* _TASK BRIEF_
Each line below should be quoted exactly, please.

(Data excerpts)
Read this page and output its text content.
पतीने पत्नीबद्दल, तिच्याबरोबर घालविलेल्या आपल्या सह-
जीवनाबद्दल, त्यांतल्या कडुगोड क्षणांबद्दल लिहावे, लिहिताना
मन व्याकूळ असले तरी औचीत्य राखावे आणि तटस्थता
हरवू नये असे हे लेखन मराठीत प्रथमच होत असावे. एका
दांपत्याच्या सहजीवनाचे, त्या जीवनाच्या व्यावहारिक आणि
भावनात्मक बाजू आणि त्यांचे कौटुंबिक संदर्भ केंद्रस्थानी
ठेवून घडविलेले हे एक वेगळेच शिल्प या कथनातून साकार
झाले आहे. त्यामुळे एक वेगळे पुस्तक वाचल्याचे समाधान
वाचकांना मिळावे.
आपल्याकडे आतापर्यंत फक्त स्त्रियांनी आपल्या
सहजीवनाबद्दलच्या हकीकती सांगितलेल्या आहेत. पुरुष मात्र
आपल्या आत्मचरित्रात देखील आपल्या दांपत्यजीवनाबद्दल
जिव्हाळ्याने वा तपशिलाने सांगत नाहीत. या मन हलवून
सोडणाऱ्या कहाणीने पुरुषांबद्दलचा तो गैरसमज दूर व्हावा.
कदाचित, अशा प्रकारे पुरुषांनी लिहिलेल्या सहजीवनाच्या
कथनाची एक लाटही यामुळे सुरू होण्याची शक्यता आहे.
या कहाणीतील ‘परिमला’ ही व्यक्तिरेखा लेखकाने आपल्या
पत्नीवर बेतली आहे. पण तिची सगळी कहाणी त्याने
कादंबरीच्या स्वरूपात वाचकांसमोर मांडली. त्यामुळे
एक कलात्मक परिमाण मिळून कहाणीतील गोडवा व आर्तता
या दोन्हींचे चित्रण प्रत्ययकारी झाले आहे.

* _TASK OUTPUT_
Read this page and output its text content.
पतीने पत्नीबद्दल, तिच्याबरोबर घालविलेल्या आपल्या सह-
जीवनाबद्दल, त्यांतल्या कडुगोड क्षणांबद्दल लिहावे, लिहिताना
मन व्याकूळ असले तरी औचीत्य राखावे आणि तटस्थता
हरवू नये असे हे लेखन मराठीत प्रथमच होत असावे. एका
दांपत्याच्या सहजीवनाचे, त्या जीवनाच्या व्यावहारिक आणि
भावनात्मक बाजू आणि त्यांचे कौटुंबिक संदर्भ केंद्रस्थानी
ठेवून घडविलेले हे एक वेगळेच शिल्प या कथनातून साकार
झाले आहे. त्यामुळे एक वेगळे पुस्तक वाचल्याचे समाधान
वाचकांना मिळावे.
आपल्याकडे आतापर्यंत फक्त स्त्रियांनी आपल्या
सहजीवनाबद्दलच्या हकीकती सांगितलेल्या आहेत. पुरुष मात्र
आपल्या आत्मचरित्रात देखील आपल्या दांपत्यजीवनाबद्दल
जिव्हाळ्याने वा तपशिलाने सांगत नाहीत. या मन हलवून
सोडणाऱ्या कहाणीने पुरुषांबद्दलचा तो गैरसमज दूर व्हावा.
कदाचित, अशा प्रकारे पुरुषांनी लिहिलेल्या सहजीवनाच्या
कथनाची एक लाटही यामुळे सुरू होण्याची शक्यता आहे.
या कहाणीतील ‘परिमला’ ही व्यक्तिरेखा लेखकाने आपल्या
पत्नीवर बेतली आहे. पण तिची सगळी कहाणी त्याने
कादंबरीच्या स्वरूपात वाचकांसमोर मांडली. त्यामुळे
एक कलात्मक परिमाण मिळून कहाणीतील गोडवा व आर्तता
या दोन्हींचे चित्रण प्रत्ययकारी झाले आहे.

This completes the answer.